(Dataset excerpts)

-----

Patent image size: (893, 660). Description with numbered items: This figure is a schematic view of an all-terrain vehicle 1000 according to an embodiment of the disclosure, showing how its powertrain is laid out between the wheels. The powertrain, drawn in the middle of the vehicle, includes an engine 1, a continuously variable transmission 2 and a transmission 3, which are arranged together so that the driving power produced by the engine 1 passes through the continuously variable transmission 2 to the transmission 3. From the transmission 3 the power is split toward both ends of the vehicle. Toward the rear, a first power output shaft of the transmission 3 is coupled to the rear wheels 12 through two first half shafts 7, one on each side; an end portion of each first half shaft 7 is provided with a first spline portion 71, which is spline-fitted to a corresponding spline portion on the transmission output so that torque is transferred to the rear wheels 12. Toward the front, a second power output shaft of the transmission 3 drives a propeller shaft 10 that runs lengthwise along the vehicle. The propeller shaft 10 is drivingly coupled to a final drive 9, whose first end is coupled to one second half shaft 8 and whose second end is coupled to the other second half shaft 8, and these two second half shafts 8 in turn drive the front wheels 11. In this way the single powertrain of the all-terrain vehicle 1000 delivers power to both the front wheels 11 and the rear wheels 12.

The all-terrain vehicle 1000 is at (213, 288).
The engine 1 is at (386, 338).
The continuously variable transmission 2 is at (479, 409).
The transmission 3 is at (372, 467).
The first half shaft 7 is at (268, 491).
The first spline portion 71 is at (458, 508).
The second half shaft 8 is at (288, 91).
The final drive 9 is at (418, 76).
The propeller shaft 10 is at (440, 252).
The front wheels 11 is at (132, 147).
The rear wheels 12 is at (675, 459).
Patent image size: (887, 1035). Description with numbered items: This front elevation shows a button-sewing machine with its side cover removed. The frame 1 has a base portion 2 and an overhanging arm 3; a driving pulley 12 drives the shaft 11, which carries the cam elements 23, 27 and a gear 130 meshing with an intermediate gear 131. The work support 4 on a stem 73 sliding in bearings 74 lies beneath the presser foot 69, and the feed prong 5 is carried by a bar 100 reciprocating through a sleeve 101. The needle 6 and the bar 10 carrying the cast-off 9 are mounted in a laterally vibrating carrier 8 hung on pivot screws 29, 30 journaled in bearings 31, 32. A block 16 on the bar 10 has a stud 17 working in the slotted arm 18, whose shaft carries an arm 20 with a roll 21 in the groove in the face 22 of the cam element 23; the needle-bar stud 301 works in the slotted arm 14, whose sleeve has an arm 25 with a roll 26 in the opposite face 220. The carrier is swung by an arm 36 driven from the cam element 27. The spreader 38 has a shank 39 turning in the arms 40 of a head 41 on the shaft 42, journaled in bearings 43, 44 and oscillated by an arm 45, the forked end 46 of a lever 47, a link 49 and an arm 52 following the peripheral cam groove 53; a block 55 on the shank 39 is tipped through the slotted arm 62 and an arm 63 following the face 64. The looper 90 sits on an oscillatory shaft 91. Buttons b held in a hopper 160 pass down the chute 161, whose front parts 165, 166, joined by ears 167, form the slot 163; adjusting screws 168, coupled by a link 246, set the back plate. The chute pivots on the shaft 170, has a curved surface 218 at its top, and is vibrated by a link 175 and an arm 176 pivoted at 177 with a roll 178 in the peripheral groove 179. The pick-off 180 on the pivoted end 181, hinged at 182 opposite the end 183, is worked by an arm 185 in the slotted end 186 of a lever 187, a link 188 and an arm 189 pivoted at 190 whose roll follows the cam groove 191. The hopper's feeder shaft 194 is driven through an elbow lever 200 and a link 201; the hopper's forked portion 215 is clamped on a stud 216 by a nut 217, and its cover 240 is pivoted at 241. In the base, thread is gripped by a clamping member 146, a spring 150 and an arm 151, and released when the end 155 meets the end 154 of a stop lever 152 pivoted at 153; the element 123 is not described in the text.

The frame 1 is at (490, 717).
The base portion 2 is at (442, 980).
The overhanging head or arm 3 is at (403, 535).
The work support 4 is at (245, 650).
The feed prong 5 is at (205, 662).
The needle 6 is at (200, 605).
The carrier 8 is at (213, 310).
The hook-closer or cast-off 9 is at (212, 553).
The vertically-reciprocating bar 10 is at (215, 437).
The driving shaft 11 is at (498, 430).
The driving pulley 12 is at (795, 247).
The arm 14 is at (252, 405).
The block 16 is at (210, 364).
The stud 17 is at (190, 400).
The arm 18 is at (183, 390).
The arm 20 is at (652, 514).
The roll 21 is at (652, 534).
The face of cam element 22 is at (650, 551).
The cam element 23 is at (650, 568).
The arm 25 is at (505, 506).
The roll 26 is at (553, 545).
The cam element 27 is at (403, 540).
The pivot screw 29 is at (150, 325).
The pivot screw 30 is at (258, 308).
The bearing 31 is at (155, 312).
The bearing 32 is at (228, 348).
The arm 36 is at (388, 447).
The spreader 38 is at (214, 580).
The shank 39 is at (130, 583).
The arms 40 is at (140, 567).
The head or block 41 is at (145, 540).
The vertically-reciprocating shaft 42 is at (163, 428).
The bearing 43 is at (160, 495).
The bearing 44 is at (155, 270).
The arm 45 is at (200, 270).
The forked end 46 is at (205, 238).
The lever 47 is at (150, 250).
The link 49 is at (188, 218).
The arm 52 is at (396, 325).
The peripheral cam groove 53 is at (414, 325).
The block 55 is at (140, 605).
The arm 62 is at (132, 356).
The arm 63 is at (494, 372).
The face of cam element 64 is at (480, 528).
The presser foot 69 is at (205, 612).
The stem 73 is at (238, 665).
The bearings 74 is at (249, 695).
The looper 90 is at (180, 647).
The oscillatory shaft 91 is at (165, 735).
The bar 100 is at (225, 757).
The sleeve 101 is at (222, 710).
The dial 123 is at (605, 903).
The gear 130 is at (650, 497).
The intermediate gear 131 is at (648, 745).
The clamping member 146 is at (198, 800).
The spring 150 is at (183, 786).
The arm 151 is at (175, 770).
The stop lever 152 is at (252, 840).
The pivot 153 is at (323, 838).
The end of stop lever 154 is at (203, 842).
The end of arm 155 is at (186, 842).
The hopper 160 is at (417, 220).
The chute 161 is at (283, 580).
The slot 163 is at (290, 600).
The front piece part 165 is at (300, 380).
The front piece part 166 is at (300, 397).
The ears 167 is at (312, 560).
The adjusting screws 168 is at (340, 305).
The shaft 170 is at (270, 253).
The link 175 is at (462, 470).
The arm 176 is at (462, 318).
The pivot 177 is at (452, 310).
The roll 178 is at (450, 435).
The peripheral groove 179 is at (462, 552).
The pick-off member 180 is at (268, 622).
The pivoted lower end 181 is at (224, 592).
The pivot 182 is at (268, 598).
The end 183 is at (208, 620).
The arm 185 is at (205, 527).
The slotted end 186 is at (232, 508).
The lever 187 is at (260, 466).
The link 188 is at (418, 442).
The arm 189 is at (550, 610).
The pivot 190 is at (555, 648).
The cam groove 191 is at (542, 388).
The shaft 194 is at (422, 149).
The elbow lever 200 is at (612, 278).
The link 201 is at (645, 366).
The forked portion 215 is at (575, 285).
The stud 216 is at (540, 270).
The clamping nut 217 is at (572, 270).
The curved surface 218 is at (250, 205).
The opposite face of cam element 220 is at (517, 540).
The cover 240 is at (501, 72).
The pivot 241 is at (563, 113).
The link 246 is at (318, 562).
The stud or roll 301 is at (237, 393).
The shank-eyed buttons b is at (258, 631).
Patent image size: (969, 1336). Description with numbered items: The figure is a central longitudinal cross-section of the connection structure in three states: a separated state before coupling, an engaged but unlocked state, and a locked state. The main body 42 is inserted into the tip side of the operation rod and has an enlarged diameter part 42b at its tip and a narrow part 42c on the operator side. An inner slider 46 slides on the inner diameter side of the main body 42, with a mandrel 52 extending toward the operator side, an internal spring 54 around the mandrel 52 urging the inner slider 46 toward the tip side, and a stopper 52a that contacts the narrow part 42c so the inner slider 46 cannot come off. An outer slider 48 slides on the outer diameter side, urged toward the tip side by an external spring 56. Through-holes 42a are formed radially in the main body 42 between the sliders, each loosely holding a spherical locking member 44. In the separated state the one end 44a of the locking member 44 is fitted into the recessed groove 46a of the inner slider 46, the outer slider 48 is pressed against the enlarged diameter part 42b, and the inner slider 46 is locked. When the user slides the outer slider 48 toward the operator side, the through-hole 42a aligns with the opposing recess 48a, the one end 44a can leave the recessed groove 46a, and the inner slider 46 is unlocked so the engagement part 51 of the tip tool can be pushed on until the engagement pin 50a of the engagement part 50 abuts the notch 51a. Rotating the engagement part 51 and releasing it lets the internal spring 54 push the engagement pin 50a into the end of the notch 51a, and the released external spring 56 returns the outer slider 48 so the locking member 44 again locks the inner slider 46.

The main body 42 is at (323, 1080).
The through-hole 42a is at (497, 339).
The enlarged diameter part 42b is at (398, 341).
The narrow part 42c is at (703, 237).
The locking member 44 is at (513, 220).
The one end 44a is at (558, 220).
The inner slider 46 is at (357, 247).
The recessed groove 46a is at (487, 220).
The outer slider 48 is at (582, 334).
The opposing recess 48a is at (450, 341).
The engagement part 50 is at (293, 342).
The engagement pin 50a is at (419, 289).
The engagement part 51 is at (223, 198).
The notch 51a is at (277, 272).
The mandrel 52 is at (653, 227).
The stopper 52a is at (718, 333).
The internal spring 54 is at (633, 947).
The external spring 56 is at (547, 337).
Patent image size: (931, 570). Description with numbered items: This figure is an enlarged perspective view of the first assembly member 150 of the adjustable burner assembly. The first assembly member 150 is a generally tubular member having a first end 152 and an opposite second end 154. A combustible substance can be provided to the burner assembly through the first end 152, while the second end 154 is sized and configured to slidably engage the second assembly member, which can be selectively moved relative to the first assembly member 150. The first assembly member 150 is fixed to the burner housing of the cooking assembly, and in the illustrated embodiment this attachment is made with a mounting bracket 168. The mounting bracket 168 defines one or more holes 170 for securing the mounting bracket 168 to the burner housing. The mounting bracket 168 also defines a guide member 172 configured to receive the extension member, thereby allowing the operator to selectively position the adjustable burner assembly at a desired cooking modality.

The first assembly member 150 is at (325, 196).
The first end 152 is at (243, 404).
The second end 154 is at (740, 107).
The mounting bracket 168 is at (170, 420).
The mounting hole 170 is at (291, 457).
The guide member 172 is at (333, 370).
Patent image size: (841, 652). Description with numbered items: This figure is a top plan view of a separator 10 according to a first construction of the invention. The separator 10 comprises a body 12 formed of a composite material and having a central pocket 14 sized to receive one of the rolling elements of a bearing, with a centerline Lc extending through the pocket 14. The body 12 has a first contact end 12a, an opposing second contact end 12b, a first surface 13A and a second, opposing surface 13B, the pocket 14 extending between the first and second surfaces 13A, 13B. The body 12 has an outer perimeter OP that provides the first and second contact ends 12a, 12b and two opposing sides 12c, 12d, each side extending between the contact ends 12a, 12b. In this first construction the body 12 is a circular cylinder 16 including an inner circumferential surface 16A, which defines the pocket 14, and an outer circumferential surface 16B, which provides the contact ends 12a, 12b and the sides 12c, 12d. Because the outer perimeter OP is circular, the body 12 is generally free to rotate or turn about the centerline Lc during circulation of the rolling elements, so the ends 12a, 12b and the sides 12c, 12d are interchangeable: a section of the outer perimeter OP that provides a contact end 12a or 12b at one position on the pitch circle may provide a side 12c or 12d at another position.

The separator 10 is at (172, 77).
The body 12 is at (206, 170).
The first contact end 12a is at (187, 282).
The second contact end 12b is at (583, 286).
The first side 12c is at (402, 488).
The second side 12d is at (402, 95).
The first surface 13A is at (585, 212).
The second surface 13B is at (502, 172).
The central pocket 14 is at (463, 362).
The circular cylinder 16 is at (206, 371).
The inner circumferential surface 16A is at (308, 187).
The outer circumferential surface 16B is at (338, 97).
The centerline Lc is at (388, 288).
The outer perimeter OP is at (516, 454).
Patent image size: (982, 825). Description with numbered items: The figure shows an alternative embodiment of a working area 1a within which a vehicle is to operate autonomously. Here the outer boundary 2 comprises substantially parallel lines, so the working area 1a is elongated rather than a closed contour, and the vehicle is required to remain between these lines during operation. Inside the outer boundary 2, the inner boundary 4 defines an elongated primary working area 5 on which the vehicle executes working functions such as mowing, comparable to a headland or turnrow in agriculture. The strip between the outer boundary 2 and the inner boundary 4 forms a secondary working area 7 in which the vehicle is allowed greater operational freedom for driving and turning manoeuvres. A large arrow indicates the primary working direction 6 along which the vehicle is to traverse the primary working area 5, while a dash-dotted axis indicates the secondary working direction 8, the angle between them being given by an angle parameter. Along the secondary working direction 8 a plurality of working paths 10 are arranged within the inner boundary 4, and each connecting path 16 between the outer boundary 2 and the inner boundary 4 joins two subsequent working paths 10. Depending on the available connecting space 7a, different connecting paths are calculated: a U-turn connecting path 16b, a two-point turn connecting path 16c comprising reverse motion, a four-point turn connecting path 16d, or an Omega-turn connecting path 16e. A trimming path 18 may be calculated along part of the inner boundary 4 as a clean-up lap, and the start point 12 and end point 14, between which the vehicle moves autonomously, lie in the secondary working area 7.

-----

• **THE PROBLEM**
Reproduce each line, unchanged and including both ends, from the line containing "Patent image size: (969, 1336)." down to the line containing "The through-hole 42a is at (497, 339).".

• **THE ANSWER**
Patent image size: (969, 1336). Description with numbered items: The figure is a central longitudinal cross-section of the connection structure in three states: a separated state before coupling, an engaged but unlocked state, and a locked state. The main body 42 is inserted into the tip side of the operation rod and has an enlarged diameter part 42b at its tip and a narrow part 42c on the operator side. An inner slider 46 slides on the inner diameter side of the main body 42, with a mandrel 52 extending toward the operator side, an internal spring 54 around the mandrel 52 urging the inner slider 46 toward the tip side, and a stopper 52a that contacts the narrow part 42c so the inner slider 46 cannot come off. An outer slider 48 slides on the outer diameter side, urged toward the tip side by an external spring 56. Through-holes 42a are formed radially in the main body 42 between the sliders, each loosely holding a spherical locking member 44. In the separated state the one end 44a of the locking member 44 is fitted into the recessed groove 46a of the inner slider 46, the outer slider 48 is pressed against the enlarged diameter part 42b, and the inner slider 46 is locked. When the user slides the outer slider 48 toward the operator side, the through-hole 42a aligns with the opposing recess 48a, the one end 44a can leave the recessed groove 46a, and the inner slider 46 is unlocked so the engagement part 51 of the tip tool can be pushed on until the engagement pin 50a of the engagement part 50 abuts the notch 51a. Rotating the engagement part 51 and releasing it lets the internal spring 54 push the engagement pin 50a into the end of the notch 51a, and the released external spring 56 returns the outer slider 48 so the locking member 44 again locks the inner slider 46.

The main body 42 is at (323, 1080).
The through-hole 42a is at (497, 339).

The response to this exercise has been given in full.